→ EXCERPTED PASSAGE:
= Beginning of Section =

Meier: I think you've got the main points, which is that palliative care is about matching treatment to patient goals, and if the patient goals are full-bore, aggressive, life-sustaining treatment in an ICU, palliative care teams support that because what we support is care that is matched to patient and family goals — informed patient and family goals. And [palliative care] is not end-of-life care. It is care aimed at quality of life.
HP: Some of the confusion related to palliative care seems to be that often it does kick in at the end of life.
Meier: Yes, but the problem is when it kicks in at the end of life, we don't think about all the misery and suffering that occurred before that, and that could have and should have been addressed and wasn't addressed because of our lazy thinking about palliative care.
We have all taken care of patients for whom the goal was cure, so for example, a young person with leukemia, where we have every hope of cure for that person, and yet when she presents in the emergency room, she has excruciating pain, shortness of breath, panic attacks, devastating anxiety about this diagnosis, a distraught set of parents and brothers and sisters and she needs palliative care from the moment she arrives in the emergency room, even though we plan to cure her.
You see what I'm saying? The needs have nothing to do with prognosis. Prognosis is not the basis on which we decide who needs palliative care. Patient need is the basis.
DIANE E. MEIER, MD, FACP
Dr. Diane E. Meier, a 2008 MacArthur Fellowship recipient, is director of the Center to Advance Palliative Care (CAPC) and an editor of a new book called Palliative Care: Transforming the Care of Serious Illness. She is director of the Lilian and Benjamin Hertzberg Palliative Care Institute, professor of geriatrics and internal medicine and Catherine Gaisman professor of medical ethics at Mount Sinai School of Medicine, New York.
The John D. and Catherine T. MacArthur Foundation's prestigious fellowships award a $500,000, no-strings-attached grant to individuals with a record of significant creativity and achievement and who show manifest promise for important future advances. The foundation noted Meier's work as a geriatrician "transforming treatment for the seriously ill into more humane and effective care."
As one of the leading figures in the field of palliative medicine, Meier has published extensively in all major medical journals and edited the first textbook on geriatric palliative care.

= End of Section =

→ YOUR TASK:
Write out, word for word, everything in the palliative care interview from "HP: Some of" down to "about palliative care.".

→ SOURCE INFORMATION:
= Beginning of Section =

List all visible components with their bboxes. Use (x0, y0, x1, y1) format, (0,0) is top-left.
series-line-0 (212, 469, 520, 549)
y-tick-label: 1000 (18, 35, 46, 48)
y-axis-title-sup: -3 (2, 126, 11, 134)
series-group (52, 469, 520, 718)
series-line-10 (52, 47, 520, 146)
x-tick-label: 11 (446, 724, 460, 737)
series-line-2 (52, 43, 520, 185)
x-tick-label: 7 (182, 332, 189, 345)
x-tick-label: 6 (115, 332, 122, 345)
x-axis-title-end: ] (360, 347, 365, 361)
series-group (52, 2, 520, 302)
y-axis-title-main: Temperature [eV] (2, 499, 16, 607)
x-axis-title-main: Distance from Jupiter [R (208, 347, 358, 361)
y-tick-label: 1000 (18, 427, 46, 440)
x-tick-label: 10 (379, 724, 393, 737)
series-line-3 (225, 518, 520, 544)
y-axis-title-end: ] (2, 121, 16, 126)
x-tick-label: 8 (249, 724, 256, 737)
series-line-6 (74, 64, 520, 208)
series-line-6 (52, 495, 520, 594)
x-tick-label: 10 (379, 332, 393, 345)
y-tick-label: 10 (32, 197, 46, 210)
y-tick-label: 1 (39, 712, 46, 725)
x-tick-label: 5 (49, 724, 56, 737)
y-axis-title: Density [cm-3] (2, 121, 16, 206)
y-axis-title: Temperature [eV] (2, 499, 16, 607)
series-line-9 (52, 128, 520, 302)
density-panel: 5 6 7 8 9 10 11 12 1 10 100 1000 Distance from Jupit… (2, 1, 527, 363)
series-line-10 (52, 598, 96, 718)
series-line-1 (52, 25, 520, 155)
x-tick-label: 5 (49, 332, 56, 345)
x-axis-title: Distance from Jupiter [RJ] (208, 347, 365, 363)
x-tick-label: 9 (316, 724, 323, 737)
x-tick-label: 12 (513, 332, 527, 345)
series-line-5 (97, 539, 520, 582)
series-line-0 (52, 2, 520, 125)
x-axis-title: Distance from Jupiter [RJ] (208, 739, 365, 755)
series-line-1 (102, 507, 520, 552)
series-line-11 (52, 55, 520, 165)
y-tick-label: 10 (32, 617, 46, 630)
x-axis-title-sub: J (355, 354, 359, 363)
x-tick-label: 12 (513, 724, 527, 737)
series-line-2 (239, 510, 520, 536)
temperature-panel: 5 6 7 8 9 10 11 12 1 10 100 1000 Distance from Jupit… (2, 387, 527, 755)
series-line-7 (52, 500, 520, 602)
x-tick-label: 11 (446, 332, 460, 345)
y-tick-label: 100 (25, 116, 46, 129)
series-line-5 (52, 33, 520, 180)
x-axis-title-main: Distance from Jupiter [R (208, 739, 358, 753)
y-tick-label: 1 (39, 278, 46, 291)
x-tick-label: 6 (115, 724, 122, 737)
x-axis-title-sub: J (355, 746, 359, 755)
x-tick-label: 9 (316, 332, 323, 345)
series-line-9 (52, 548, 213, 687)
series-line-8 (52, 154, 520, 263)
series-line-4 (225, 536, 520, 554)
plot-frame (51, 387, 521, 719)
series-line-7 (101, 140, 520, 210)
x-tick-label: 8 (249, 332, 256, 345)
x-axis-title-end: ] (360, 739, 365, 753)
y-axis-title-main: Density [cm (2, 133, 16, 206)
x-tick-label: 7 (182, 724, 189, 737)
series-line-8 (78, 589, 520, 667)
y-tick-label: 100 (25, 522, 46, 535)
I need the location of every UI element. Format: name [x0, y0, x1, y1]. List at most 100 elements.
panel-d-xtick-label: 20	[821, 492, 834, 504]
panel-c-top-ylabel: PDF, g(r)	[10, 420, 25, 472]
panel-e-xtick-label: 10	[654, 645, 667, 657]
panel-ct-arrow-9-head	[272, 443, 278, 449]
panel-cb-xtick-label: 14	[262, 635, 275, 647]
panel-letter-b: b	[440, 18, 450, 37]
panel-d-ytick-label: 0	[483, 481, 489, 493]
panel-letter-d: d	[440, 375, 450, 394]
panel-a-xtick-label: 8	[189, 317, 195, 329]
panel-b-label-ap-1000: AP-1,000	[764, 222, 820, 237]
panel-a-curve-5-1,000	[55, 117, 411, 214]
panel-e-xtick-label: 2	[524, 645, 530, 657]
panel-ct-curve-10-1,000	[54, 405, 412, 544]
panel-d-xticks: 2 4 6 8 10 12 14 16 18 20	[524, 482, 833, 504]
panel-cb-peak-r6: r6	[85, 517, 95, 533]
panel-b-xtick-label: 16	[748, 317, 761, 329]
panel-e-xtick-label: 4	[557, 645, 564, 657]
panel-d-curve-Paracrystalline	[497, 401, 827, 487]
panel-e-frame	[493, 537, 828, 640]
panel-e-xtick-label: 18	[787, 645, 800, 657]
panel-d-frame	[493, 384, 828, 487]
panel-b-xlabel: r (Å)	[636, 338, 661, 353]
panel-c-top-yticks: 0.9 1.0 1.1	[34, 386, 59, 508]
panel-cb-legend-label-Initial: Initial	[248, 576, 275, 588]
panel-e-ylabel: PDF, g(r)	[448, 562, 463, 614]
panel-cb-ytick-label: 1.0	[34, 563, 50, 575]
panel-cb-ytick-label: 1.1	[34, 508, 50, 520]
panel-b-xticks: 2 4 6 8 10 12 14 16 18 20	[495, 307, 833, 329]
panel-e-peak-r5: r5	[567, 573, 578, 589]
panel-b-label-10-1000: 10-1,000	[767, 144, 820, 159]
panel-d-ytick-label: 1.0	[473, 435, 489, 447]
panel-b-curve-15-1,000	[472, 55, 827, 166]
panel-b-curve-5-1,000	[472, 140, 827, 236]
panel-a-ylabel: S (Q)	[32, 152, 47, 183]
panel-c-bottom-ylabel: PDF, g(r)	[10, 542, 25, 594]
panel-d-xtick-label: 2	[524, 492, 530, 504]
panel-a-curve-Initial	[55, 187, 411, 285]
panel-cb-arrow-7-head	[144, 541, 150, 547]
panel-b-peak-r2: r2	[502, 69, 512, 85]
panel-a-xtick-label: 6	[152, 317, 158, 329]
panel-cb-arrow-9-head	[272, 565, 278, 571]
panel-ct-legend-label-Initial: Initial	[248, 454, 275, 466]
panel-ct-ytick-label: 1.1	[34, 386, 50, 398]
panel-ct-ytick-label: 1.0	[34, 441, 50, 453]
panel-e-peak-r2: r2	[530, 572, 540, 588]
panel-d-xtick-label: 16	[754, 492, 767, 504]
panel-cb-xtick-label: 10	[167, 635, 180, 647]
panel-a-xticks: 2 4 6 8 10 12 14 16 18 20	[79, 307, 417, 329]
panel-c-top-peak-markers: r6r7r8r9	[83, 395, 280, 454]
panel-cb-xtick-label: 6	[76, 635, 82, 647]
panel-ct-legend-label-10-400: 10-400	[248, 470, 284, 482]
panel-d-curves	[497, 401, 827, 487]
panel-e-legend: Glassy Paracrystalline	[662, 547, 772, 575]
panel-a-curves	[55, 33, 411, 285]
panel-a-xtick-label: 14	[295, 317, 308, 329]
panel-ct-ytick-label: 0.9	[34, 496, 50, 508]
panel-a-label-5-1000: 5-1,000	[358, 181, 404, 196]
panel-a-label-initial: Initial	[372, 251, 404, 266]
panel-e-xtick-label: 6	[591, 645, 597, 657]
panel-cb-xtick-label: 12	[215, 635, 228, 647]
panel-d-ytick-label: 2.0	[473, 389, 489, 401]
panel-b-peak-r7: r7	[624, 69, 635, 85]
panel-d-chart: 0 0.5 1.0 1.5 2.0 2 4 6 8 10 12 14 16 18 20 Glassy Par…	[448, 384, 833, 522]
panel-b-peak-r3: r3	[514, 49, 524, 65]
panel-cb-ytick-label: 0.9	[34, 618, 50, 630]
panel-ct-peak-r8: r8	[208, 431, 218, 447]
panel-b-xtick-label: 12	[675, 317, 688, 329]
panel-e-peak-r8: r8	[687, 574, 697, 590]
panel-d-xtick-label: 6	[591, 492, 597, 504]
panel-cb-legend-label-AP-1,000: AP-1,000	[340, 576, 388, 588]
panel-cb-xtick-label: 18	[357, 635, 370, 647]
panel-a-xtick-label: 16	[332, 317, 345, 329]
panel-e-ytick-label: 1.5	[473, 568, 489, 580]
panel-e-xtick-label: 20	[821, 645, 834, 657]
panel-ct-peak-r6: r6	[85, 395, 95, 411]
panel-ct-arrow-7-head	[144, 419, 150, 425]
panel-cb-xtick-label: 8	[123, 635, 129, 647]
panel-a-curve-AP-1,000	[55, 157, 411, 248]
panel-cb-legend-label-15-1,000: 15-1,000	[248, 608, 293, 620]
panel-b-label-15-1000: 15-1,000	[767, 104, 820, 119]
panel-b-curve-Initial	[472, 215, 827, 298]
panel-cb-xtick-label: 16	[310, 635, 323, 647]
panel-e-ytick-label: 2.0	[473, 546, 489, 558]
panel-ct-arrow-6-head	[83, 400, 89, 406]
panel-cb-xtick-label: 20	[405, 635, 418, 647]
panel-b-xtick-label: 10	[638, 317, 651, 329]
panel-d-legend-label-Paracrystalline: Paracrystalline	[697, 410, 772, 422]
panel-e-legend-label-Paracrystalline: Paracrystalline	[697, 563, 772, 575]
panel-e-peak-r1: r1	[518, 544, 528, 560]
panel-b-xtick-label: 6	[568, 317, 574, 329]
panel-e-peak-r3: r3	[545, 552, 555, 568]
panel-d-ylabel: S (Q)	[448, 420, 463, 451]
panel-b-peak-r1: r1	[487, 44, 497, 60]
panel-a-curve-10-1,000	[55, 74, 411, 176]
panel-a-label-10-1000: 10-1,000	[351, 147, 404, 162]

= End of Section =

→ OUTPUT OF THE TASK:
HP: Some of the confusion related to palliative care seems to be that often it does kick in at the end of life.
Meier: Yes, but the problem is when it kicks in at the end of life, we don't think about all the misery and suffering that occurred before that, and that could have and should have been addressed and wasn't addressed because of our lazy thinking about palliative care.